### Written task
Restate the whole listing exactly.

+-------+

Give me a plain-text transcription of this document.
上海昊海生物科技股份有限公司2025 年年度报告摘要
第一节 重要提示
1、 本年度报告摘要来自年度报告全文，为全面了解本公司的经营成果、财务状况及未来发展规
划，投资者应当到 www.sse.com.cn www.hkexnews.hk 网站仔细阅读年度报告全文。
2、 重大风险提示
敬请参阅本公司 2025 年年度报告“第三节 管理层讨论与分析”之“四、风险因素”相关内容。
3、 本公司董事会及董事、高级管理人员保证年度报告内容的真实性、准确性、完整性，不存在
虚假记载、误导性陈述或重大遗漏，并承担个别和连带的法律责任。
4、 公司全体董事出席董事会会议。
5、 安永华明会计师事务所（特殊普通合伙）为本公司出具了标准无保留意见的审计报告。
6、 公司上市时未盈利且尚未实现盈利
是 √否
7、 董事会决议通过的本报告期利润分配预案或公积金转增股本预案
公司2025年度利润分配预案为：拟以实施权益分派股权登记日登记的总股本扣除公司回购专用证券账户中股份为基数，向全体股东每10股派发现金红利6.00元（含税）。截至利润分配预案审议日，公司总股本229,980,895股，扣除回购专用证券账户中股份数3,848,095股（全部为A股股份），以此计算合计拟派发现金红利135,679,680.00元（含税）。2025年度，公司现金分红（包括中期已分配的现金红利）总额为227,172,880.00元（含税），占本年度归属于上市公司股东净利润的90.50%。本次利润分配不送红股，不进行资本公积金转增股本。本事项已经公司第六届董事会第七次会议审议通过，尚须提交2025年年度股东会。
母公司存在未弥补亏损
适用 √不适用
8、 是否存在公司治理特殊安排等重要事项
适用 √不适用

+-------+

### Solution to this problem
Give me a plain-text transcription of this document.
上海昊海生物科技股份有限公司2025 年年度报告摘要
第一节 重要提示
1、 本年度报告摘要来自年度报告全文，为全面了解本公司的经营成果、财务状况及未来发展规
划，投资者应当到 www.sse.com.cn www.hkexnews.hk 网站仔细阅读年度报告全文。
2、 重大风险提示
敬请参阅本公司 2025 年年度报告“第三节 管理层讨论与分析”之“四、风险因素”相关内容。
3、 本公司董事会及董事、高级管理人员保证年度报告内容的真实性、准确性、完整性，不存在
虚假记载、误导性陈述或重大遗漏，并承担个别和连带的法律责任。
4、 公司全体董事出席董事会会议。
5、 安永华明会计师事务所（特殊普通合伙）为本公司出具了标准无保留意见的审计报告。
6、 公司上市时未盈利且尚未实现盈利
是 √否
7、 董事会决议通过的本报告期利润分配预案或公积金转增股本预案
公司2025年度利润分配预案为：拟以实施权益分派股权登记日登记的总股本扣除公司回购专用证券账户中股份为基数，向全体股东每10股派发现金红利6.00元（含税）。截至利润分配预案审议日，公司总股本229,980,895股，扣除回购专用证券账户中股份数3,848,095股（全部为A股股份），以此计算合计拟派发现金红利135,679,680.00元（含税）。2025年度，公司现金分红（包括中期已分配的现金红利）总额为227,172,880.00元（含税），占本年度归属于上市公司股东净利润的90.50%。本次利润分配不送红股，不进行资本公积金转增股本。本事项已经公司第六届董事会第七次会议审议通过，尚须提交2025年年度股东会。
母公司存在未弥补亏损
适用 √不适用
8、 是否存在公司治理特殊安排等重要事项
适用 √不适用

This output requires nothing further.